What the exercise asks:
Do any lines in the data below contain "人均收入"? If so, copy every one of them.

--- start of Information provided ---

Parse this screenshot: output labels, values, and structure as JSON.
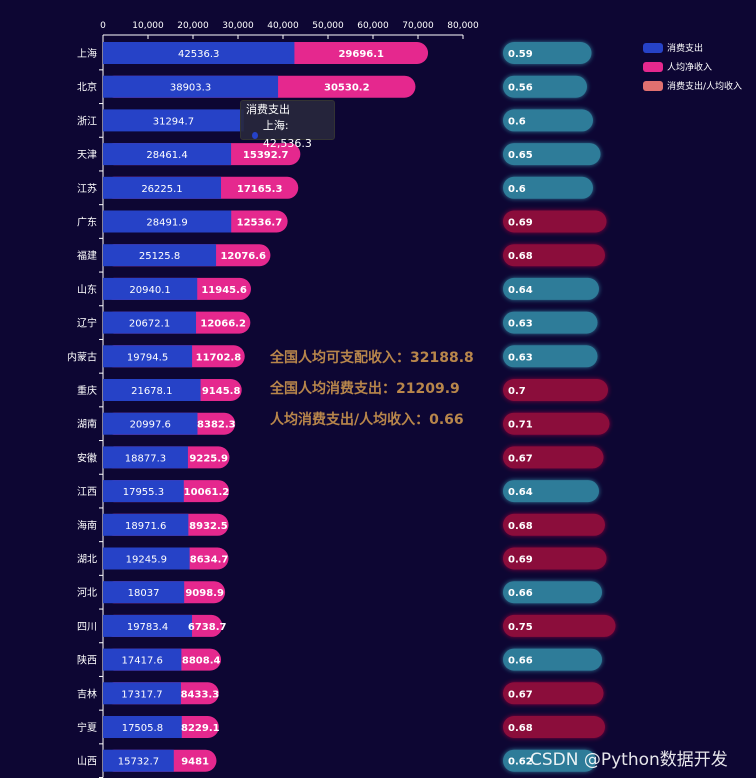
{
  "chart_data": {
    "type": "bar",
    "orientation": "horizontal",
    "stacked": true,
    "categories": [
      "上海",
      "北京",
      "浙江",
      "天津",
      "江苏",
      "广东",
      "福建",
      "山东",
      "辽宁",
      "内蒙古",
      "重庆",
      "湖南",
      "安徽",
      "江西",
      "海南",
      "湖北",
      "河北",
      "四川",
      "陕西",
      "吉林",
      "宁夏",
      "山西"
    ],
    "series": [
      {
        "name": "消费支出",
        "color": "#2642c7",
        "values": [
          42536.3,
          38903.3,
          31294.7,
          28461.4,
          26225.1,
          28491.9,
          25125.8,
          20940.1,
          20672.1,
          19794.5,
          21678.1,
          20997.6,
          18877.3,
          17955.3,
          18971.6,
          19245.9,
          18037,
          19783.4,
          17417.6,
          17317.7,
          17505.8,
          15732.7
        ]
      },
      {
        "name": "人均净收入",
        "color": "#e5288e",
        "values": [
          29696.1,
          30530.2,
          null,
          15392.7,
          17165.3,
          12536.7,
          12076.6,
          11945.6,
          12066.2,
          11702.8,
          9145.8,
          8382.3,
          9225.9,
          10061.2,
          8932.5,
          8634.7,
          9098.9,
          6738.7,
          8808.4,
          8433.3,
          8229.1,
          9481
        ]
      },
      {
        "name": "消费支出/人均收入",
        "color": "#e07070",
        "values": [
          0.59,
          0.56,
          0.6,
          0.65,
          0.6,
          0.69,
          0.68,
          0.64,
          0.63,
          0.63,
          0.7,
          0.71,
          0.67,
          0.64,
          0.68,
          0.69,
          0.66,
          0.75,
          0.66,
          0.67,
          0.68,
          0.62
        ]
      }
    ],
    "x_ticks": [
      "0",
      "10,000",
      "20,000",
      "30,000",
      "40,000",
      "50,000",
      "60,000",
      "70,000",
      "80,000"
    ],
    "xlim": [
      0,
      80000
    ],
    "ratio_colors": {
      "low": "#2e7b99",
      "high": "#8b0a3a"
    },
    "ratio_threshold": 0.66
  },
  "summary": {
    "line1": "全国人均可支配收入：32188.8",
    "line2": "全国人均消费支出：21209.9",
    "line3": "人均消费支出/人均收入：0.66"
  },
  "tooltip": {
    "series": "消费支出",
    "text": "上海: 42,536.3"
  },
  "watermark": "CSDN @Python数据开发"
}
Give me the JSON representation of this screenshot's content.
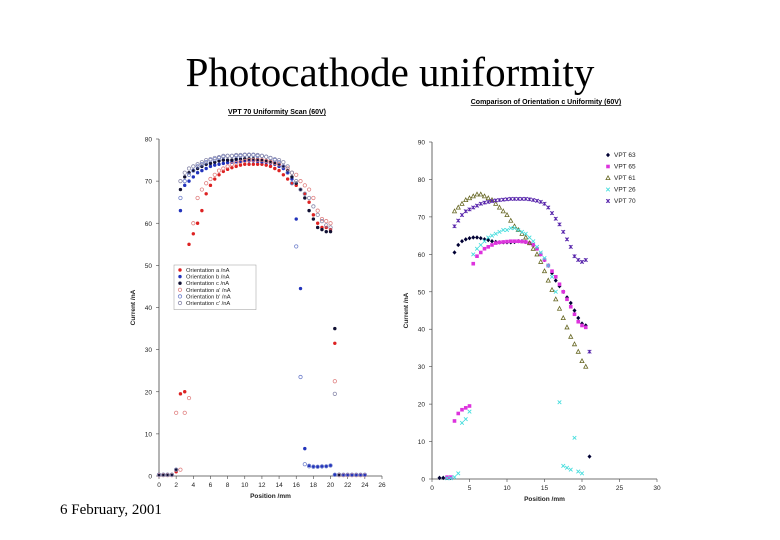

--- end of Information provided ---

Answer for the task:
        "name": "消费支出/人均收入",
    "line3": "人均消费支出/人均收入：0.66"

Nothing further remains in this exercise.